> [Stated problem]: Search the records that follow and extract every line containing the string "Tasa".

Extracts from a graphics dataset
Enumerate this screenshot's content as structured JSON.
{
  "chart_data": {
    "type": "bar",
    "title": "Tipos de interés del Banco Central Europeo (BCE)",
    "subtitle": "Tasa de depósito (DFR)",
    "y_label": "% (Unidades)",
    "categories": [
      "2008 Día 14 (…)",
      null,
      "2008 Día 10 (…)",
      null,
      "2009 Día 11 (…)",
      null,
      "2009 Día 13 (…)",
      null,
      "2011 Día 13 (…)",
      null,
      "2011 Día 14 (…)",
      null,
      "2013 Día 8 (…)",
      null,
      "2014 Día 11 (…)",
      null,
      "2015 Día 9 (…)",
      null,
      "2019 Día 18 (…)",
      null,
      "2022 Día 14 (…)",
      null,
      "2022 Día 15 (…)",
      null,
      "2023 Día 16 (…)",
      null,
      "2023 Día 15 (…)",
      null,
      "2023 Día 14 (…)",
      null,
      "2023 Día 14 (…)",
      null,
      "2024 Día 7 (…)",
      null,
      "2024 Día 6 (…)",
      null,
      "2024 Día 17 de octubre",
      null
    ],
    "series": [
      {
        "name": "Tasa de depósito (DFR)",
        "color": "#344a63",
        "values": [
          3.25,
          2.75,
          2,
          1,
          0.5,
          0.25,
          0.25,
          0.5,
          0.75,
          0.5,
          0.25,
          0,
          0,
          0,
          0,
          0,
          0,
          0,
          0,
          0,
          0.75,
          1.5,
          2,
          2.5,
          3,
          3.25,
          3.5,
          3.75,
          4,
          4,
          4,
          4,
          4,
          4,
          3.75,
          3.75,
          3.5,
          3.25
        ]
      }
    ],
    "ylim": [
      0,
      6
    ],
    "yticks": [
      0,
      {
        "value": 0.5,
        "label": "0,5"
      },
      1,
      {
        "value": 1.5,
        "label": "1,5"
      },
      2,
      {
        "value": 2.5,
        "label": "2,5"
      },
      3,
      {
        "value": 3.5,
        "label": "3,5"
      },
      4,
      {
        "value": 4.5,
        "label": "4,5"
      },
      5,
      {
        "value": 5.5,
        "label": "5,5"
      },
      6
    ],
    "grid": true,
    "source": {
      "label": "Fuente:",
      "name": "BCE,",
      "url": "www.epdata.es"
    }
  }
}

> [Exercise solution]:
    "subtitle": "Tasa de depósito (DFR)",
        "name": "Tasa de depósito (DFR)",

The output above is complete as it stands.